This course was, perhaps, rendered necessary in reference to the peculiar light, in which all the friends of the measure concurred in contemplating it, and in holding it up to the view of others. It was represented as a partial insulated proposition, totally unconnected with the question of Catholic emancipation, and which might be, and ought to be adopted, even by those who were hostile to every scheme of general favour to the Catholics. Consistency thus compelled them to abstain from using the topics, which they were in the habit of urging powerfully in the discussion of the general question: for had they now insisted on these, the answer would have been obvious; you are arguing the general measure-and yet you say that this particular proposition has no connexion with it. In the course of the debates, the supporters of Mr. Canning's bill found themselves not a little perplexed by the confined and disadvantageous position, in which they had chosen to coop themselves up.

The opponents of the bill, on the contrary, had a wide and fair field of argument before them. They maintained first, that the exclusion of the Catholics from legislative and judicial power, was and ought to be of the essence of our constitutional system; and secondly, that such exclusion necessarily implied, that Catholic peers ought not to sit and vote in the House of Lords. The second proposition was undeniable, if the first could not be overthrown; and,

from the nature of the ground which the promoters of the bill had taken up, the first could not even be attacked. The consequence was, that the partisans of the anticatholic system were never more triumphant in argument, than on the present occasion.

If the mode in which the friends of the bill chose to argue the matter, was objectionable, the measure itself was equally so. A question of such vast importance, as that of raising Catholics to a political level with Protestants, ought not to be decided in fragments. To represent one part of it as independent of another, is mere sophistry and delusion. Whether Catholic peers ought to sit in parliament, cannot be determined, till the general question is brought to a conclusion; if the great mass of the Catholic body are to be excluded from political power, their nobles must share in the disabilities. Indeed, to make Catholics eligible to sit in the House of Commons would be a much less important change, than their admission into the upper House. In the Commons, they could not form a permanent body; they would be subject to the caprice and to the opinions of their electors; and if they acted in systematic hostility to Protestantism and the established church, they might run the hazard of finding other candidates preferred to them. But by opening the doors of the House of Peers to Catholics, we introduce into parliament a permanent Catholic body, not liable to Protestant control; and invested with a share of the supreme judicial, as well as of the legislative authority.

» **Data provided**
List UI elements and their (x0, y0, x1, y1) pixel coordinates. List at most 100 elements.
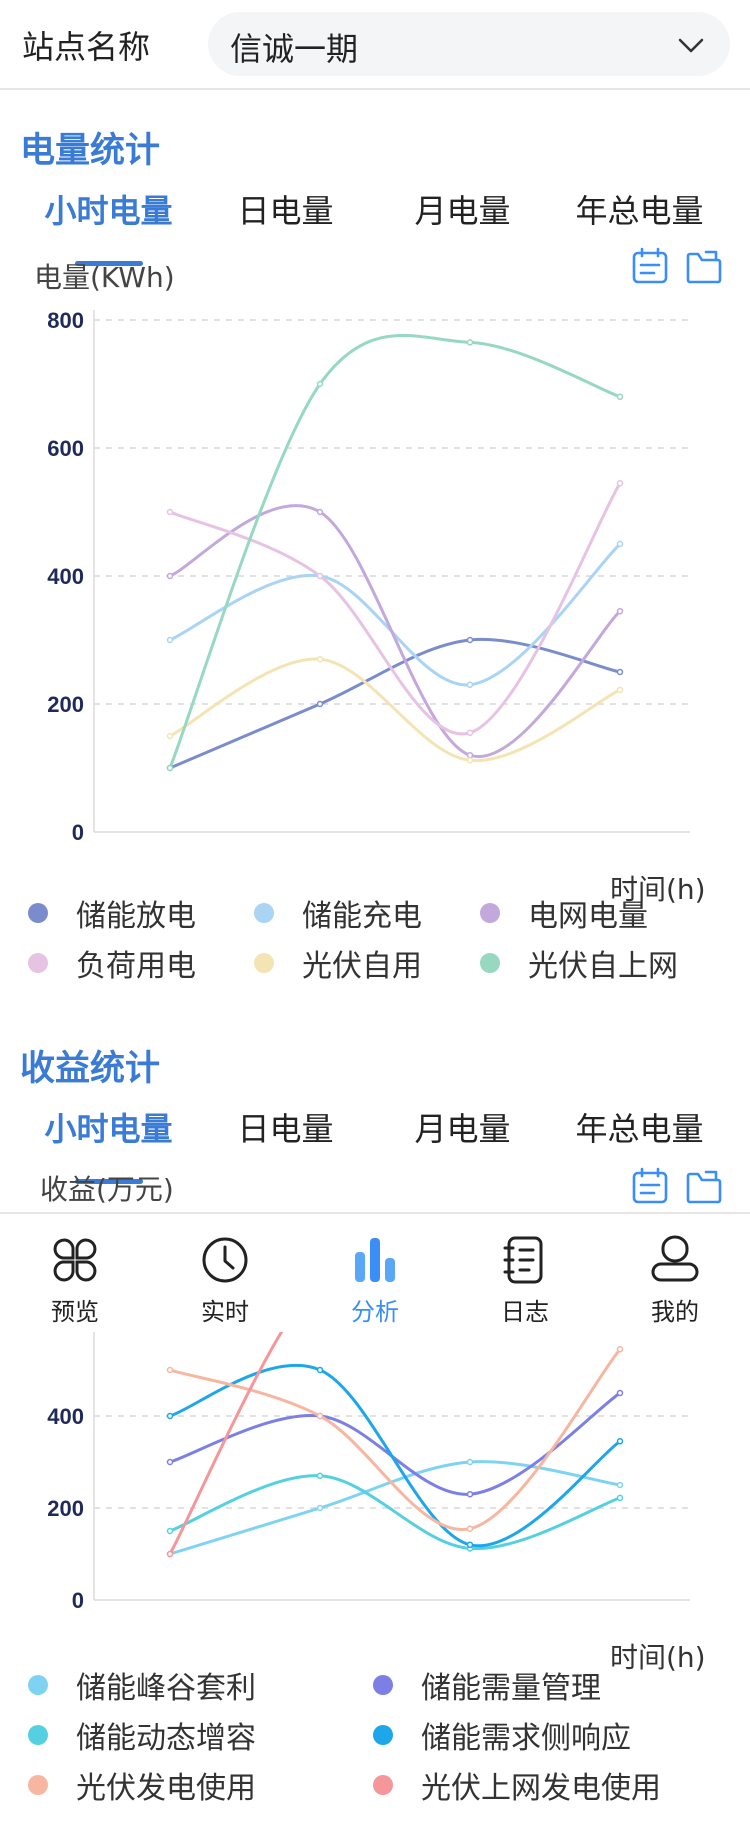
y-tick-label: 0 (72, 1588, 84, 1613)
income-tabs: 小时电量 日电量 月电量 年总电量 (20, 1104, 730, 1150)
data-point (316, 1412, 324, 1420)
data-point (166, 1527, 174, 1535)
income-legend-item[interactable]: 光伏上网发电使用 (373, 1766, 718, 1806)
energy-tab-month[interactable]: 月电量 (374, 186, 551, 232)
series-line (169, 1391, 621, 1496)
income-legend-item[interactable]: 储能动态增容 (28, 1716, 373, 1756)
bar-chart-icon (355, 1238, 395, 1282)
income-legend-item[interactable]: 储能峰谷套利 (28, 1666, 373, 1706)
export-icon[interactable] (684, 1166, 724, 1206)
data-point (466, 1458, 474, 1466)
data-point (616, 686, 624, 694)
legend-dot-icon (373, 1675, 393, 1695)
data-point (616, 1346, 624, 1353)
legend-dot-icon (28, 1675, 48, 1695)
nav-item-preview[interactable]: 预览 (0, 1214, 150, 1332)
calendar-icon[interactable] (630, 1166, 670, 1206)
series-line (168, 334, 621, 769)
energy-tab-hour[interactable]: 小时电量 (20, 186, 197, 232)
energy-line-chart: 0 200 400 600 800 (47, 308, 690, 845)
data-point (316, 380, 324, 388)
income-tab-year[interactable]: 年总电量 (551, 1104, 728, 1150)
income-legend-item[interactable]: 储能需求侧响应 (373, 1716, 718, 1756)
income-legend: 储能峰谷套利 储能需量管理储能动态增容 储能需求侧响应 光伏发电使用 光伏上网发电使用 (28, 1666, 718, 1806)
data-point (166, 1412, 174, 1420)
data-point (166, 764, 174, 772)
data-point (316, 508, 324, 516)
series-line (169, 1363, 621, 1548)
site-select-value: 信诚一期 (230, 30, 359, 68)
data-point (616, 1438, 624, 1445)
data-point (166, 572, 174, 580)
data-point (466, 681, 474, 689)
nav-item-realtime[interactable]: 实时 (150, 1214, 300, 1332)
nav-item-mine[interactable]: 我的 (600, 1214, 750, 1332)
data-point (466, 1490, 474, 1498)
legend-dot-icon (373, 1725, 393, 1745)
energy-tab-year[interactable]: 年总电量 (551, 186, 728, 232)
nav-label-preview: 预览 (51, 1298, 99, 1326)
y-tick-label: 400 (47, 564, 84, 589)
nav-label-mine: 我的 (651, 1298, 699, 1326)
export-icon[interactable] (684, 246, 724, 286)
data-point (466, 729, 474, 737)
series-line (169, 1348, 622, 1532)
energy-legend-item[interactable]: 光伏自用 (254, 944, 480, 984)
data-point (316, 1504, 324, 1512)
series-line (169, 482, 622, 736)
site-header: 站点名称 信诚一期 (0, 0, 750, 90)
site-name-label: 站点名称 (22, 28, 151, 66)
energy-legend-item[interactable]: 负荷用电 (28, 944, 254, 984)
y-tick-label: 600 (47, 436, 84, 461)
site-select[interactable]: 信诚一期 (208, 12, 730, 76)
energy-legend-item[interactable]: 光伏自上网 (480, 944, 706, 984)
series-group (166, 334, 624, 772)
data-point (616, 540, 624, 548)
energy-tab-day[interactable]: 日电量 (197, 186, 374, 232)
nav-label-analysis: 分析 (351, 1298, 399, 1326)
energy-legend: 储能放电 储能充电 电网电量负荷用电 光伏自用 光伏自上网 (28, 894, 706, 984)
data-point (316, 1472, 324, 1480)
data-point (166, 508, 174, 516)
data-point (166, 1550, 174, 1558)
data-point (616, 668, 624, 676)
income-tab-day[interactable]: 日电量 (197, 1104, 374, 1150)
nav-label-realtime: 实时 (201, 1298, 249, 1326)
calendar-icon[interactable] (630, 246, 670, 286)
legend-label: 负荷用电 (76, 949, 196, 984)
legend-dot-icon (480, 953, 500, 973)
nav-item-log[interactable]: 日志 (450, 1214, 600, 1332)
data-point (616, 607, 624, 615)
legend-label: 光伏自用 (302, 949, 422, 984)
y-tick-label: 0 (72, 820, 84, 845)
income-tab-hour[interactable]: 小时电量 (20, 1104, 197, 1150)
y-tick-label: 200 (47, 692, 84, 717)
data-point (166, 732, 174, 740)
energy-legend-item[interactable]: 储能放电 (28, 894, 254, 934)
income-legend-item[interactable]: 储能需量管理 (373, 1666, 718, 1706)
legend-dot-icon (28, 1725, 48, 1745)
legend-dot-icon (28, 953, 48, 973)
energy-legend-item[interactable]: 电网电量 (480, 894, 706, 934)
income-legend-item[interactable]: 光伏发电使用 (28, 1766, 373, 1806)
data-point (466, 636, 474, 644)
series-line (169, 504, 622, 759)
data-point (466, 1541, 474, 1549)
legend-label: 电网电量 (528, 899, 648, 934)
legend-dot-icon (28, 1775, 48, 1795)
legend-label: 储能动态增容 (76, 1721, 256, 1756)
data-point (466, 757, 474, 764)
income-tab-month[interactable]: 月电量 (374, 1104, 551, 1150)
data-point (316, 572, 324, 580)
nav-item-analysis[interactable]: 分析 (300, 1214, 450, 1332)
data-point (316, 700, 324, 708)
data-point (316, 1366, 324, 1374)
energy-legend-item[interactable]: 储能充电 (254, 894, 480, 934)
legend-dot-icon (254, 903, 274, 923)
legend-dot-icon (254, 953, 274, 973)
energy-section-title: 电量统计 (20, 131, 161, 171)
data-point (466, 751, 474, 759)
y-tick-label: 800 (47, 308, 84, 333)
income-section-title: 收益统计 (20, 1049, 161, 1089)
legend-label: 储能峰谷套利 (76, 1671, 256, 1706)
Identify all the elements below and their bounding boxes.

* * *

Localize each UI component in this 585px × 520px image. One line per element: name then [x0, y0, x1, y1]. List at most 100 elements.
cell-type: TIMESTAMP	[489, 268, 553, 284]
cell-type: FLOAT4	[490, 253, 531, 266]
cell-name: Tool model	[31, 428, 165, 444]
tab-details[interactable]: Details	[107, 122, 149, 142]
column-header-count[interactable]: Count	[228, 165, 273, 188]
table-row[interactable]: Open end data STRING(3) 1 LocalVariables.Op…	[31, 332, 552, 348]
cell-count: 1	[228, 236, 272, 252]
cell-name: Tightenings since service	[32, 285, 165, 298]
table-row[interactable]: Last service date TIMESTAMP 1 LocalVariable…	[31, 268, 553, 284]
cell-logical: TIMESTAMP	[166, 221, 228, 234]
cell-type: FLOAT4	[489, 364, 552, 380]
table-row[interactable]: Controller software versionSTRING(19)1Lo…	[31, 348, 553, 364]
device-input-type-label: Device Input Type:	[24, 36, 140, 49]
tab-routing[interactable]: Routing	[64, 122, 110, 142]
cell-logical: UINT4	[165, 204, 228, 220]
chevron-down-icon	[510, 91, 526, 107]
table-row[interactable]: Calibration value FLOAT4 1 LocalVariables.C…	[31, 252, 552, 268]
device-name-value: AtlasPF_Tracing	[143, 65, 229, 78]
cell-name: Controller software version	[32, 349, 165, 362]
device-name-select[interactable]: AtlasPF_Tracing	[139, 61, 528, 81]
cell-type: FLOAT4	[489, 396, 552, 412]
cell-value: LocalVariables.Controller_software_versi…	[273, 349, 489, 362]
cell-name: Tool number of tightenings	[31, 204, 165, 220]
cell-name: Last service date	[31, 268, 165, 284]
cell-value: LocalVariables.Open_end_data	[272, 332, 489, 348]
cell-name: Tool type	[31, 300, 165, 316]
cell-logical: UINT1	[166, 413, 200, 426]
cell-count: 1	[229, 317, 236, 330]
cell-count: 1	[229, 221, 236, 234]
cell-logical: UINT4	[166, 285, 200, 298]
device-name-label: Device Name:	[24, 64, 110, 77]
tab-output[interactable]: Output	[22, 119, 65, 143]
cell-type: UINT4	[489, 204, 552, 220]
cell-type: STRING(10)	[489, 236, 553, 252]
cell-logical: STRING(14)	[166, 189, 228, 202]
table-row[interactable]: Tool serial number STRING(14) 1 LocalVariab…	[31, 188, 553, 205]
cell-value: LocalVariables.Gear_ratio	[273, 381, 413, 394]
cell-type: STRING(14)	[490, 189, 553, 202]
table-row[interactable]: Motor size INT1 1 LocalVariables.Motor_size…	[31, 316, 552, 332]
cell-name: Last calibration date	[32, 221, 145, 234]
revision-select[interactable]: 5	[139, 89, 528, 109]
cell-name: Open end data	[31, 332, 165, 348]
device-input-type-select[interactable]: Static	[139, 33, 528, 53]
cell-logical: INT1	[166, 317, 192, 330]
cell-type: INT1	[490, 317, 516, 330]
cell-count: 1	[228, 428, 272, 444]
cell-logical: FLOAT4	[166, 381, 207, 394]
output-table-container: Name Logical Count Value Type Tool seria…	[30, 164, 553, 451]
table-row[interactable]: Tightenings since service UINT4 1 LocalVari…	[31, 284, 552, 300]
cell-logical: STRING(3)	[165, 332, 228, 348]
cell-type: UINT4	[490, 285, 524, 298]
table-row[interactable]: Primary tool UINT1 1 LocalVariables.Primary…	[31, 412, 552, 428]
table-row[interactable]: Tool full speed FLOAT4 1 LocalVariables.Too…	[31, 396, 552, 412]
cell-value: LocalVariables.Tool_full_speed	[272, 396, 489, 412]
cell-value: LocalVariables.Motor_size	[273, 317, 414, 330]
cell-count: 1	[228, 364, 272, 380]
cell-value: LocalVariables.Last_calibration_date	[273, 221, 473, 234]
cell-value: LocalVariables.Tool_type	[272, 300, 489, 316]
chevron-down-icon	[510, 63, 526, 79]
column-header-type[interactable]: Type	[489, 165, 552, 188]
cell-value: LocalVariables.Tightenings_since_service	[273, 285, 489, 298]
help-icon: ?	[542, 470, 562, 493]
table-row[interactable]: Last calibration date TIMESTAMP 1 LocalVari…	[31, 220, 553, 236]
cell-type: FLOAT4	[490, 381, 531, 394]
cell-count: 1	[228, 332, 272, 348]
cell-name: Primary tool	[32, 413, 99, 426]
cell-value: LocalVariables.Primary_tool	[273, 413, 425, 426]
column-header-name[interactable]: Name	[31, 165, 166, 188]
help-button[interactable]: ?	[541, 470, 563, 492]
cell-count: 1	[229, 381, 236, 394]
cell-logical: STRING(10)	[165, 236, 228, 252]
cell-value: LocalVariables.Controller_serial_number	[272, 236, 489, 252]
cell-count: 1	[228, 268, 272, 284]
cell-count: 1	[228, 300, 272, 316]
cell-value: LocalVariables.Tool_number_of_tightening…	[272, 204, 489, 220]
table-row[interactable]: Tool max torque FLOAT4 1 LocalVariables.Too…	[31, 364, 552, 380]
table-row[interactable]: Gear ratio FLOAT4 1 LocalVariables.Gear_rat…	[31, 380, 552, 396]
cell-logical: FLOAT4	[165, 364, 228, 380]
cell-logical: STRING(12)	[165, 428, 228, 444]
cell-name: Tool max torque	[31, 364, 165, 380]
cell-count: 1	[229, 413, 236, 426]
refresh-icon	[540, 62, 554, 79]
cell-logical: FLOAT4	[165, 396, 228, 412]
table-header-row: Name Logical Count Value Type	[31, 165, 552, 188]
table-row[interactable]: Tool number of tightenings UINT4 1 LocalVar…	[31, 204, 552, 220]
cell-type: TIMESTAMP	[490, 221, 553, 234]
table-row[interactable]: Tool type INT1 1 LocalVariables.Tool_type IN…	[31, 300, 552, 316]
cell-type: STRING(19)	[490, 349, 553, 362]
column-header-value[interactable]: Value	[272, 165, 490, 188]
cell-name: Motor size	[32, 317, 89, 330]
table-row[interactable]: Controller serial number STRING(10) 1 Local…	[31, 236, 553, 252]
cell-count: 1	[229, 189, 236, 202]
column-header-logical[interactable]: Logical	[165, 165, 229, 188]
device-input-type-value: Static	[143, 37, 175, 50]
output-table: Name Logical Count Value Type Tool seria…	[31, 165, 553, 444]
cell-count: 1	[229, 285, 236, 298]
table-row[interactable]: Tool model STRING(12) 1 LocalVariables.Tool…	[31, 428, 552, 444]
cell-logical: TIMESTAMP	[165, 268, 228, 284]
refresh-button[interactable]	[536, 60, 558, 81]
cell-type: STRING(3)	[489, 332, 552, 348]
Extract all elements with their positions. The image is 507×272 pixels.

» **What is asked**
**a.** Decide whether each statement below agrees with the passage on Mr. Canning's bill. Answer yes or no for each, and quote the words of the passage that settle it.
(i) The friends of the measure presented it as unconnected with Catholic emancipation.
(ii) The opponents of the bill had only a narrow field of argument.
(iii) Admitting Catholics to the House of Commons would be a greater change than admitting them to the upper House.
**b.** In the second block of rows, replace "FLOAT4" with "FLOAT8". Give back only the lines from the line containing "Localize each UI" up to and including the line containing "122, 149, 142]", with nothing else changed.
The rows have no connection to the text about the bill.

» **Solutions below**
**a.**
(i) Yes: "totally unconnected with the question of Catholic emancipation"
(ii) No: "had a wide and fair field of argument before them"
(iii) No: "to make Catholics eligible to sit in the House of Commons would be a much less important change, than their admission into the upper House"

**b.**
Localize each UI component in this 585px × 520px image. One line per element: name then [x0, y0, x1, y1]. List at most 100 elements.
cell-type: TIMESTAMP	[489, 268, 553, 284]
cell-type: FLOAT8	[490, 253, 531, 266]
cell-name: Tool model	[31, 428, 165, 444]
tab-details[interactable]: Details	[107, 122, 149, 142]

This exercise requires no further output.